** BEGIN **

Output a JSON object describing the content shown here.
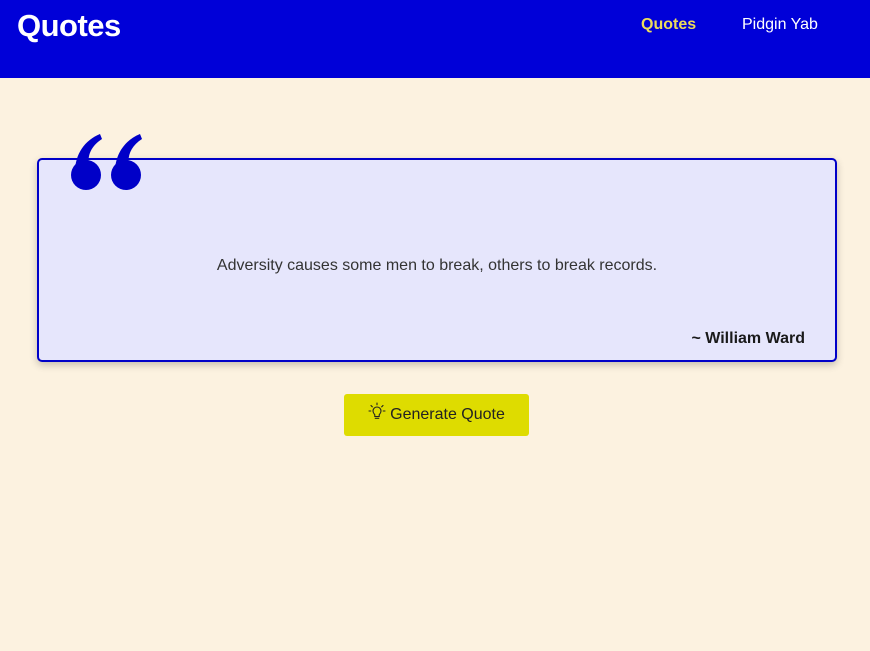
{
  "header": {
    "brand": "Quotes",
    "nav": {
      "quotes_label": "Quotes",
      "pidgin_label": "Pidgin Yab"
    }
  },
  "quote": {
    "mark_icon": "quote-mark-icon",
    "text": "Adversity causes some men to break, others to break records.",
    "author": "~ William Ward"
  },
  "actions": {
    "generate_icon": "lightbulb-icon",
    "generate_label": "Generate Quote"
  },
  "colors": {
    "header_bg": "#0000d8",
    "page_bg": "#fcf2e0",
    "card_bg": "#e6e6fc",
    "card_border": "#0000c8",
    "active_nav": "#ecdc5c",
    "button_bg": "#dedc00"
  }
}
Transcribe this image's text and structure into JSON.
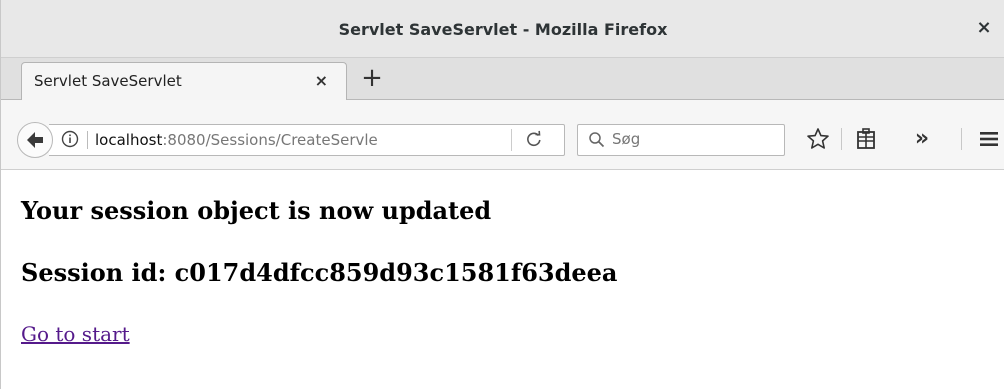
{
  "window": {
    "title": "Servlet SaveServlet - Mozilla Firefox",
    "close_glyph": "×"
  },
  "tabs": [
    {
      "label": "Servlet SaveServlet",
      "close_glyph": "×"
    }
  ],
  "newtab_glyph": "+",
  "nav": {
    "url_host": "localhost",
    "url_rest": ":8080/Sessions/CreateServle",
    "search_placeholder": "Søg",
    "overflow_glyph": "»",
    "icons": [
      "back-arrow-icon",
      "info-icon",
      "reload-icon",
      "search-icon",
      "bookmark-star-icon",
      "reading-list-icon",
      "overflow-chevrons-icon",
      "hamburger-menu-icon"
    ]
  },
  "page": {
    "heading": "Your session object is now updated",
    "session_line": "Session id: c017d4dfcc859d93c1581f63deea",
    "link_text": "Go to start"
  },
  "colors": {
    "titlebar_bg": "#e8e8e8",
    "link_visited": "#551a8b",
    "accent": "#2e3436"
  }
}
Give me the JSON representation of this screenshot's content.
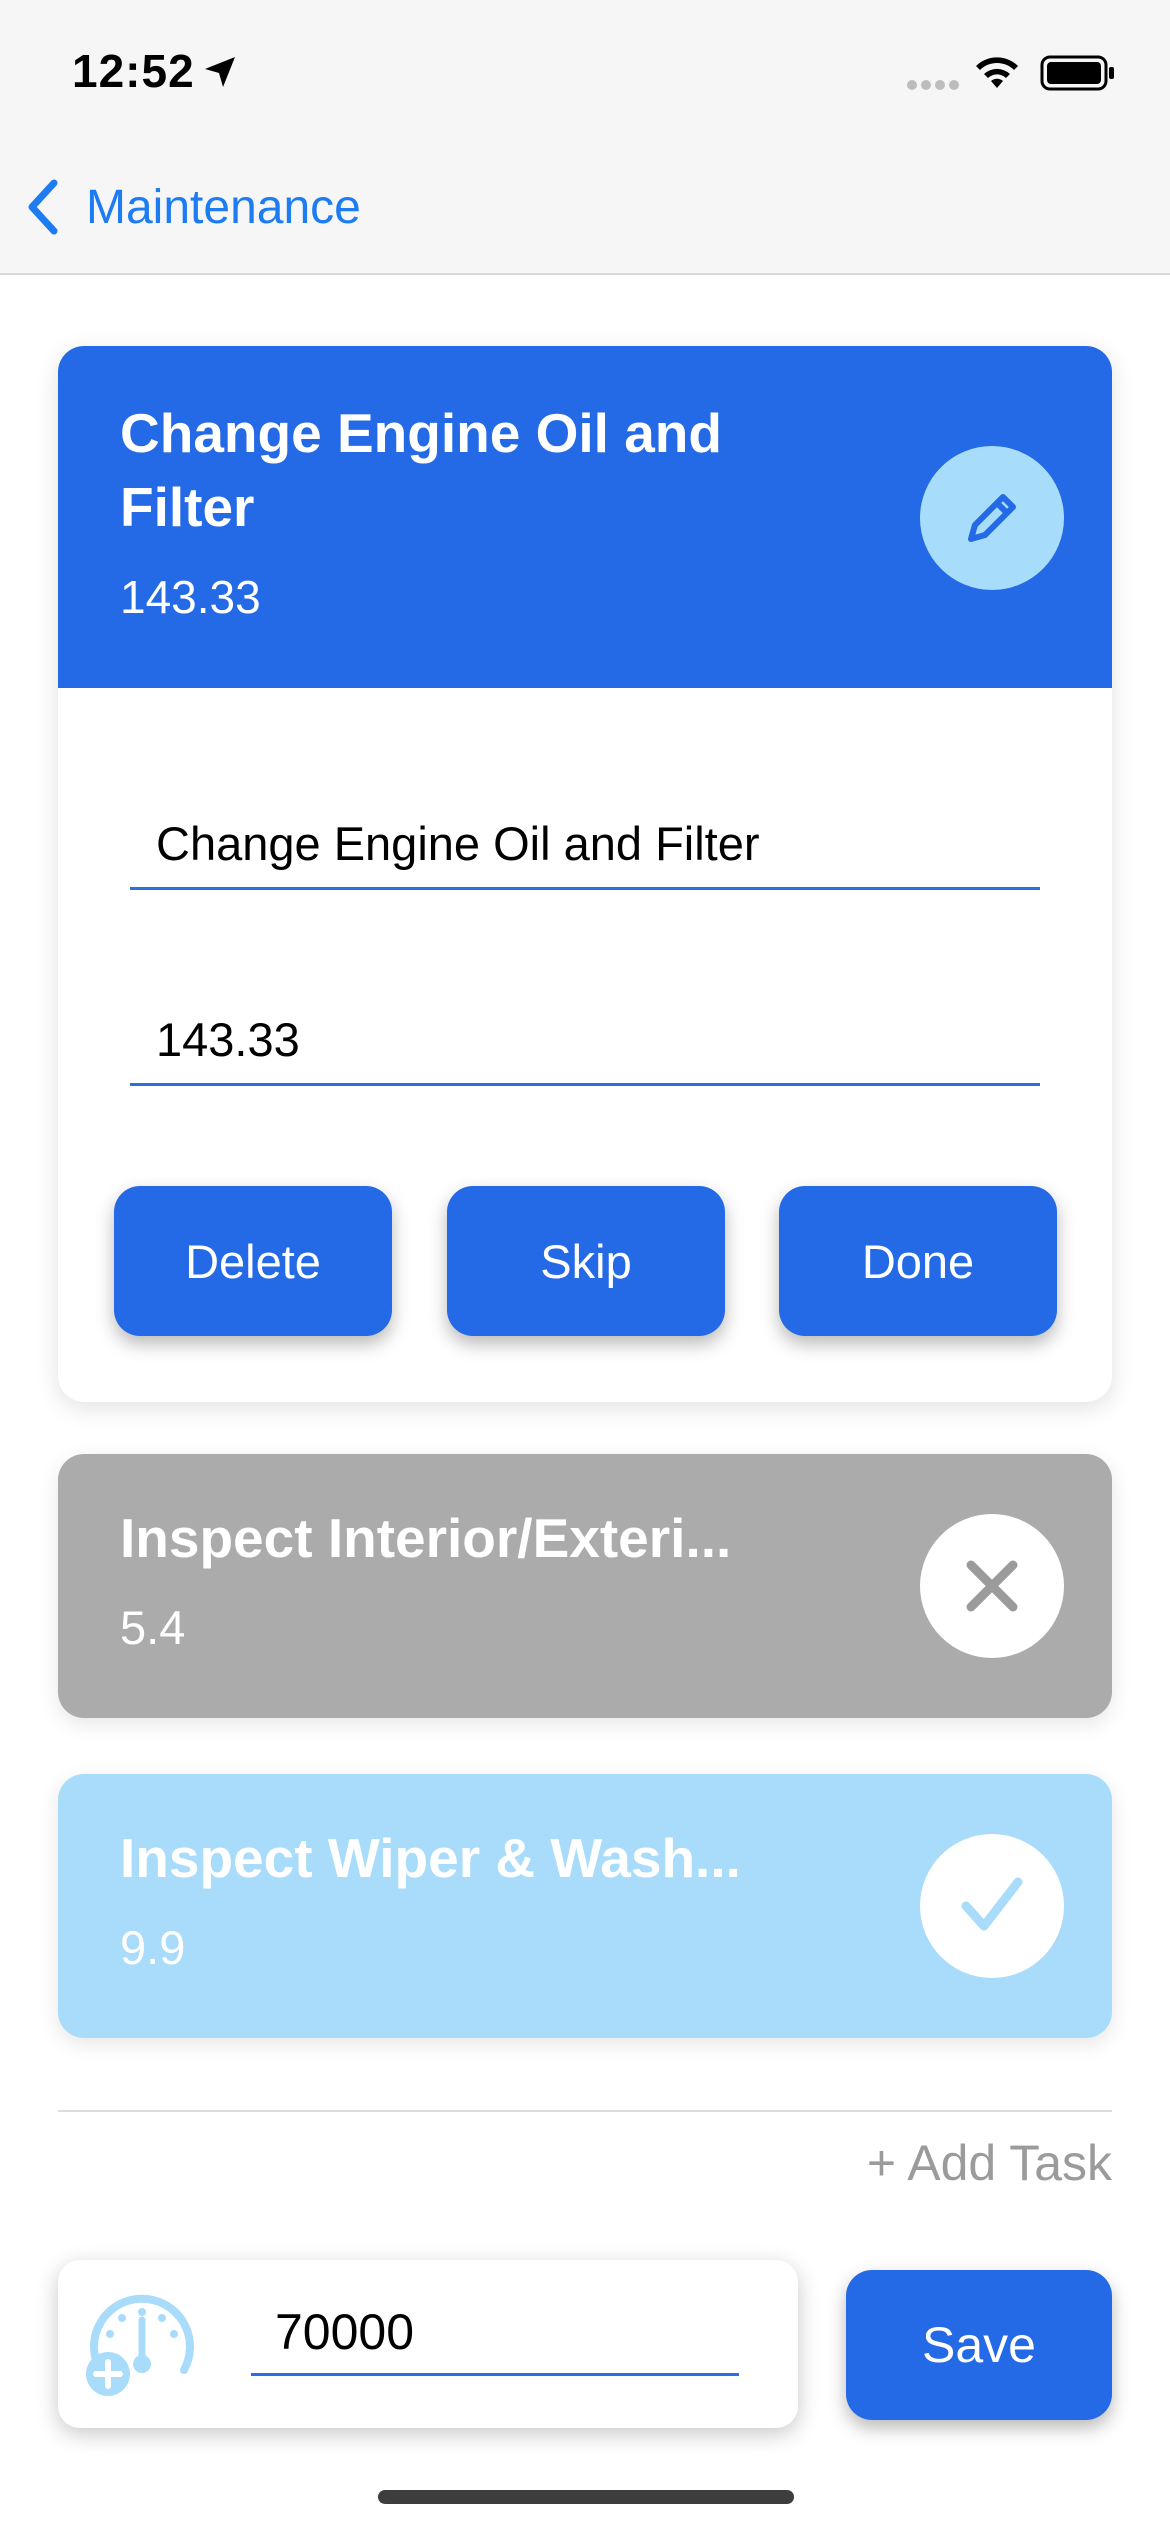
{
  "status_bar": {
    "time": "12:52"
  },
  "nav": {
    "back_label": "Maintenance"
  },
  "expanded_task": {
    "title": "Change Engine Oil and Filter",
    "cost": "143.33",
    "name_field_value": "Change Engine Oil and Filter",
    "cost_field_value": "143.33",
    "actions": {
      "delete": "Delete",
      "skip": "Skip",
      "done": "Done"
    }
  },
  "tasks": [
    {
      "title": "Inspect Interior/Exteri...",
      "cost": "5.4",
      "status": "skipped",
      "icon": "close-icon",
      "color": "#ababab"
    },
    {
      "title": "Inspect Wiper & Wash...",
      "cost": "9.9",
      "status": "done",
      "icon": "check-icon",
      "color": "#a8dcfa"
    }
  ],
  "add_task_label": "+ Add Task",
  "odometer": {
    "value": "70000",
    "icon": "odometer-add-icon"
  },
  "save_label": "Save",
  "colors": {
    "accent": "#2469e6",
    "link": "#1d7cf2",
    "light_blue": "#a8dcfa",
    "gray": "#ababab"
  }
}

** END **

Objective
In the material above, find the lines that contain "Filter" and show them.

Exercise answer
    "title": "Change Engine Oil and Filter",
    "name_field_value": "Change Engine Oil and Filter",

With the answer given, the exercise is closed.